§ **Source records**
---

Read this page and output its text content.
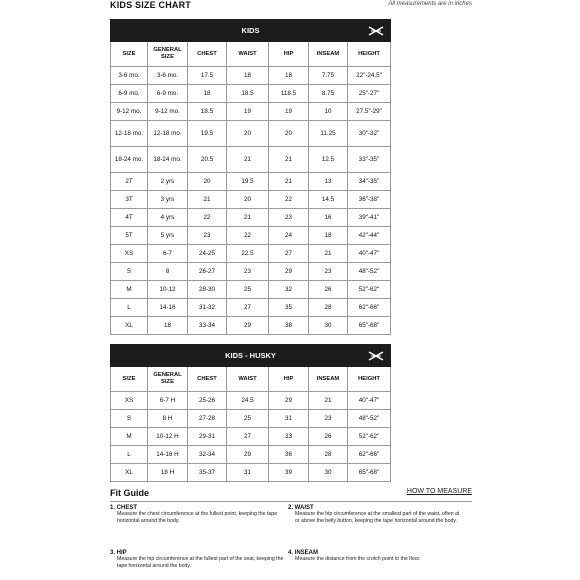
KIDS SIZE CHART	All measurements are in inches
KIDS						

SIZE	GENERAL SIZE	CHEST	WAIST	HIP	INSEAM	HEIGHT
3-6 mo.	3-6 mo.	17.5	18	18	7.75	22"-24.5"
6-9 mo.	6-9 mo.	18	18.5	118.5	8.75	25"-27"
9-12 mo.	9-12 mo.	18.5	19	19	10	27.5"-29"
12-18 mo.	12-18 mo.	19.5	20	20	11.25	30"-32"
18-24 mo.	18-24 mo.	20.5	21	21	12.5	33"-35"
2T	2 yrs	20	19.5	21	13	34"-35"
3T	3 yrs	21	20	22	14.5	36"-38"
4T	4 yrs	22	21	23	16	39"-41"
5T	5 yrs	23	22	24	18	42"-44"
XS	6-7	24-25	22.5	27	21	40"-47"
S	8	26-27	23	29	23	48"-52"
M	10-12	28-30	25	32	26	52"-62"
L	14-16	31-32	27	35	28	62"-66"
XL	18	33-34	29	38	30	65"-68"
KIDS - HUSKY						

SIZE	GENERAL SIZE	CHEST	WAIST	HIP	INSEAM	HEIGHT
XS	6-7 H	25-26	24.5	29	21	40"-47"
S	8 H	27-28	25	31	23	48"-52"
M	10-12 H	29-31	27	33	26	52"-62"
L	14-16 H	32-34	29	36	28	62"-66"
XL	18 H	35-37	31	39	30	65"-68"
Fit Guide	HOW TO MEASURE
1. CHEST
Measure the chest circumference at the fullest point, keeping the tape horizontal around the body.
2. WAIST
Measure the hip circumference at the smallest part of the waist, often at or above the belly button, keeping the tape horizontal around the body.
3. HIP
Measure the hip circumference at the fullest part of the seat, keeping the tape horizontal around the body.
4. INSEAM
Measure the distance from the crotch point to the floor.
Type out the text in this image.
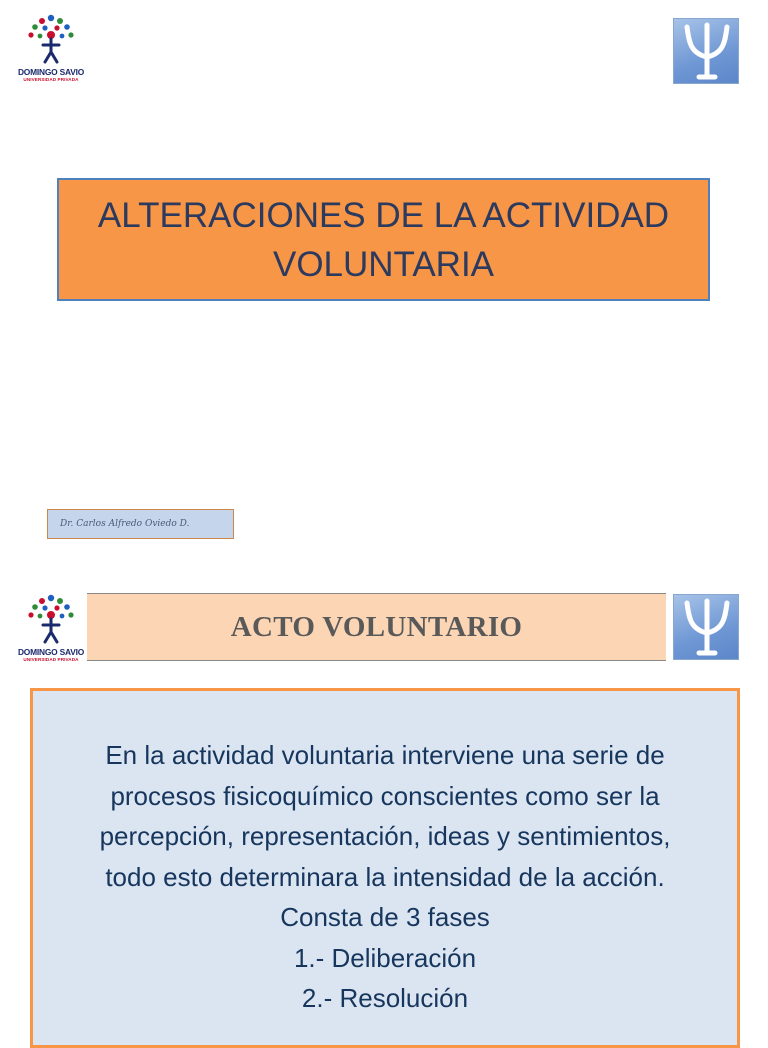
DOMINGO SAVIO
UNIVERSIDAD PRIVADA

ALTERACIONES DE LA ACTIVIDAD
VOLUNTARIA

Dr. Carlos Alfredo Oviedo D.
DOMINGO SAVIO
UNIVERSIDAD PRIVADA
ACTO VOLUNTARIO

En la actividad voluntaria interviene una serie de

procesos fisicoquímico conscientes como ser la

percepción, representación, ideas y sentimientos,

todo esto determinara la intensidad de la acción.

Consta de 3 fases

1.- Deliberación

2.- Resolución
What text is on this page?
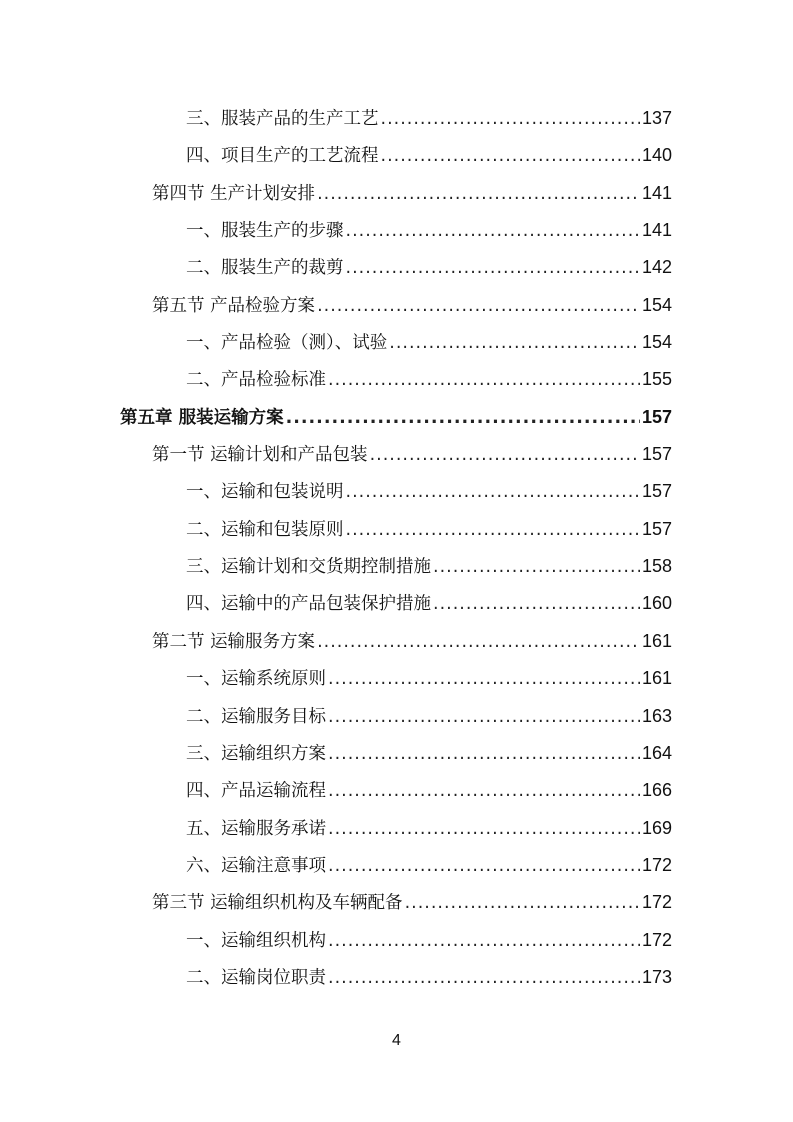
三、服装产品的生产工艺 .....	137
四、项目生产的工艺流程 .....	140
第四节 生产计划安排 .....	141
一、服装生产的步骤 .....	141
二、服装生产的裁剪 .....	142
第五节 产品检验方案 .....	154
一、产品检验（测）、试验 .....	154
二、产品检验标准 .....	155
第五章 服装运输方案 .....	157
第一节 运输计划和产品包装 .....	157
一、运输和包装说明 .....	157
二、运输和包装原则 .....	157
三、运输计划和交货期控制措施 .....	158
四、运输中的产品包装保护措施 .....	160
第二节 运输服务方案 .....	161
一、运输系统原则 .....	161
二、运输服务目标 .....	163
三、运输组织方案 .....	164
四、产品运输流程 .....	166
五、运输服务承诺 .....	169
六、运输注意事项 .....	172
第三节 运输组织机构及车辆配备 .....	172
一、运输组织机构 .....	172
二、运输岗位职责 .....	173
4
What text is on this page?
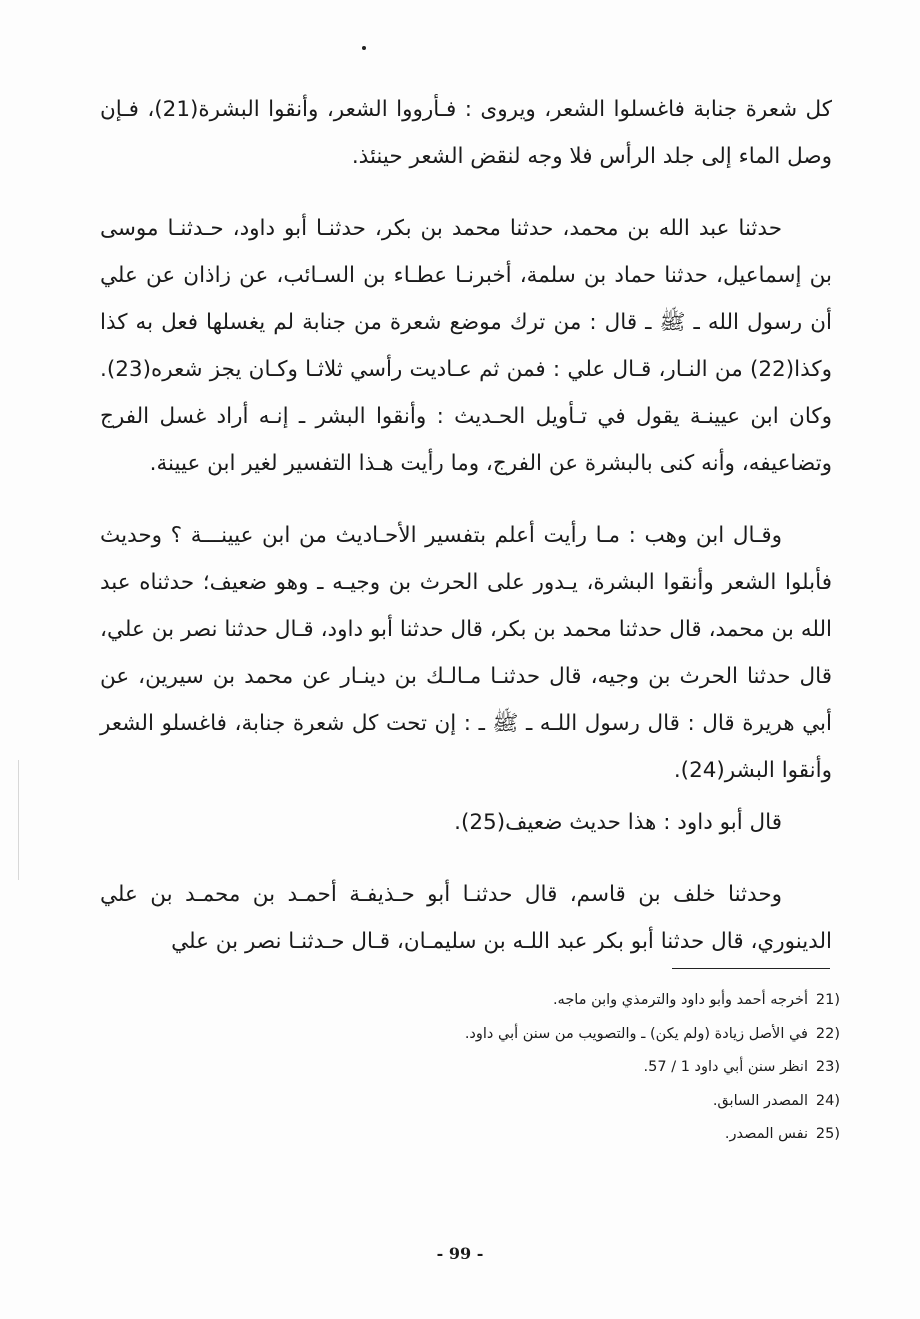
كل شعرة جنابة فاغسلوا الشعر، ويروى : فـأرووا الشعر، وأنقوا البشرة(21)، فـإن وصل الماء إلى جلد الرأس فلا وجه لنقض الشعر حينئذ.

حدثنا عبد الله بن محمد، حدثنا محمد بن بكر، حدثنـا أبو داود، حـدثنـا موسى بن إسماعيل، حدثنا حماد بن سلمة، أخبرنـا عطـاء بن السـائب، عن زاذان عن علي أن رسول الله ـ ﷺ ـ قال : من ترك موضع شعرة من جنابة لم يغسلها فعل به كذا وكذا(22) من النـار، قـال علي : فمن ثم عـاديت رأسي ثلاثـا وكـان يجز شعره(23). وكان ابن عيينـة يقول في تـأويل الحـديث : وأنقوا البشر ـ إنـه أراد غسل الفرج وتضاعيفه، وأنه كنى بالبشرة عن الفرج، وما رأيت هـذا التفسير لغير ابن عيينة.

وقـال ابن وهب : مـا رأيت أعلم بتفسير الأحـاديث من ابن عيينـــة ؟ وحديث فأبلوا الشعر وأنقوا البشرة، يـدور على الحرث بن وجيـه ـ وهو ضعيف؛ حدثناه عبد الله بن محمد، قال حدثنا محمد بن بكر، قال حدثنا أبو داود، قـال حدثنا نصر بن علي، قال حدثنا الحرث بن وجيه، قال حدثنـا مـالـك بن دينـار عن محمد بن سيرين، عن أبي هريرة قال : قال رسول اللـه ـ ﷺ ـ : إن تحت كل شعرة جنابة، فاغسلو الشعر وأنقوا البشر(24).

قال أبو داود : هذا حديث ضعيف(25).

وحدثنا خلف بن قاسم، قال حدثنـا أبو حـذيفـة أحمـد بن محمـد بن علي الدينوري، قال حدثنا أبو بكر عبد اللـه بن سليمـان، قـال حـدثنـا نصر بن علي

21)أخرجه أحمد وأبو داود والترمذي وابن ماجه.
22)في الأصل زيادة (ولم يكن) ـ والتصويب من سنن أبي داود.
23)انظر سنن أبي داود 1 / 57.
24)المصدر السابق.
25)نفس المصدر.
- 99 -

---

§ **Exercise instructions**
Output a faithful copy of the data, with each picture left out.

§ **Solution for this task**
Read this page and output its text content.
KIDS SIZE CHART	All measurements are in inches
KIDS						

SIZE	GENERAL SIZE	CHEST	WAIST	HIP	INSEAM	HEIGHT
3-6 mo.	3-6 mo.	17.5	18	18	7.75	22"-24.5"
6-9 mo.	6-9 mo.	18	18.5	118.5	8.75	25"-27"
9-12 mo.	9-12 mo.	18.5	19	19	10	27.5"-29"
12-18 mo.	12-18 mo.	19.5	20	20	11.25	30"-32"
18-24 mo.	18-24 mo.	20.5	21	21	12.5	33"-35"
2T	2 yrs	20	19.5	21	13	34"-35"
3T	3 yrs	21	20	22	14.5	36"-38"
4T	4 yrs	22	21	23	16	39"-41"
5T	5 yrs	23	22	24	18	42"-44"
XS	6-7	24-25	22.5	27	21	40"-47"
S	8	26-27	23	29	23	48"-52"
M	10-12	28-30	25	32	26	52"-62"
L	14-16	31-32	27	35	28	62"-66"
XL	18	33-34	29	38	30	65"-68"
KIDS - HUSKY						

SIZE	GENERAL SIZE	CHEST	WAIST	HIP	INSEAM	HEIGHT
XS	6-7 H	25-26	24.5	29	21	40"-47"
S	8 H	27-28	25	31	23	48"-52"
M	10-12 H	29-31	27	33	26	52"-62"
L	14-16 H	32-34	29	36	28	62"-66"
XL	18 H	35-37	31	39	30	65"-68"
Fit Guide	HOW TO MEASURE
1. CHEST
Measure the chest circumference at the fullest point, keeping the tape horizontal around the body.
2. WAIST
Measure the hip circumference at the smallest part of the waist, often at or above the belly button, keeping the tape horizontal around the body.
3. HIP
Measure the hip circumference at the fullest part of the seat, keeping the tape horizontal around the body.
4. INSEAM
Measure the distance from the crotch point to the floor.
Type out the text in this image.
DOMINGO SAVIO
UNIVERSIDAD PRIVADA

ALTERACIONES DE LA ACTIVIDAD
VOLUNTARIA

Dr. Carlos Alfredo Oviedo D.
DOMINGO SAVIO
UNIVERSIDAD PRIVADA
ACTO VOLUNTARIO

En la actividad voluntaria interviene una serie de

procesos fisicoquímico conscientes como ser la

percepción, representación, ideas y sentimientos,

todo esto determinara la intensidad de la acción.

Consta de 3 fases

1.- Deliberación

2.- Resolución
What text is on this page?
三、服装产品的生产工艺 .....	137
四、项目生产的工艺流程 .....	140
第四节 生产计划安排 .....	141
一、服装生产的步骤 .....	141
二、服装生产的裁剪 .....	142
第五节 产品检验方案 .....	154
一、产品检验（测）、试验 .....	154
二、产品检验标准 .....	155
第五章 服装运输方案 .....	157
第一节 运输计划和产品包装 .....	157
一、运输和包装说明 .....	157
二、运输和包装原则 .....	157
三、运输计划和交货期控制措施 .....	158
四、运输中的产品包装保护措施 .....	160
第二节 运输服务方案 .....	161
一、运输系统原则 .....	161
二、运输服务目标 .....	163
三、运输组织方案 .....	164
四、产品运输流程 .....	166
五、运输服务承诺 .....	169
六、运输注意事项 .....	172
第三节 运输组织机构及车辆配备 .....	172
一、运输组织机构 .....	172
二、运输岗位职责 .....	173
4
What text is on this page?
كل شعرة جنابة فاغسلوا الشعر، ويروى : فـأرووا الشعر، وأنقوا البشرة(21)، فـإن وصل الماء إلى جلد الرأس فلا وجه لنقض الشعر حينئذ.

حدثنا عبد الله بن محمد، حدثنا محمد بن بكر، حدثنـا أبو داود، حـدثنـا موسى بن إسماعيل، حدثنا حماد بن سلمة، أخبرنـا عطـاء بن السـائب، عن زاذان عن علي أن رسول الله ـ ﷺ ـ قال : من ترك موضع شعرة من جنابة لم يغسلها فعل به كذا وكذا(22) من النـار، قـال علي : فمن ثم عـاديت رأسي ثلاثـا وكـان يجز شعره(23). وكان ابن عيينـة يقول في تـأويل الحـديث : وأنقوا البشر ـ إنـه أراد غسل الفرج وتضاعيفه، وأنه كنى بالبشرة عن الفرج، وما رأيت هـذا التفسير لغير ابن عيينة.

وقـال ابن وهب : مـا رأيت أعلم بتفسير الأحـاديث من ابن عيينـــة ؟ وحديث فأبلوا الشعر وأنقوا البشرة، يـدور على الحرث بن وجيـه ـ وهو ضعيف؛ حدثناه عبد الله بن محمد، قال حدثنا محمد بن بكر، قال حدثنا أبو داود، قـال حدثنا نصر بن علي، قال حدثنا الحرث بن وجيه، قال حدثنـا مـالـك بن دينـار عن محمد بن سيرين، عن أبي هريرة قال : قال رسول اللـه ـ ﷺ ـ : إن تحت كل شعرة جنابة، فاغسلو الشعر وأنقوا البشر(24).

قال أبو داود : هذا حديث ضعيف(25).

وحدثنا خلف بن قاسم، قال حدثنـا أبو حـذيفـة أحمـد بن محمـد بن علي الدينوري، قال حدثنا أبو بكر عبد اللـه بن سليمـان، قـال حـدثنـا نصر بن علي

21)أخرجه أحمد وأبو داود والترمذي وابن ماجه.
22)في الأصل زيادة (ولم يكن) ـ والتصويب من سنن أبي داود.
23)انظر سنن أبي داود 1 / 57.
24)المصدر السابق.
25)نفس المصدر.
- 99 -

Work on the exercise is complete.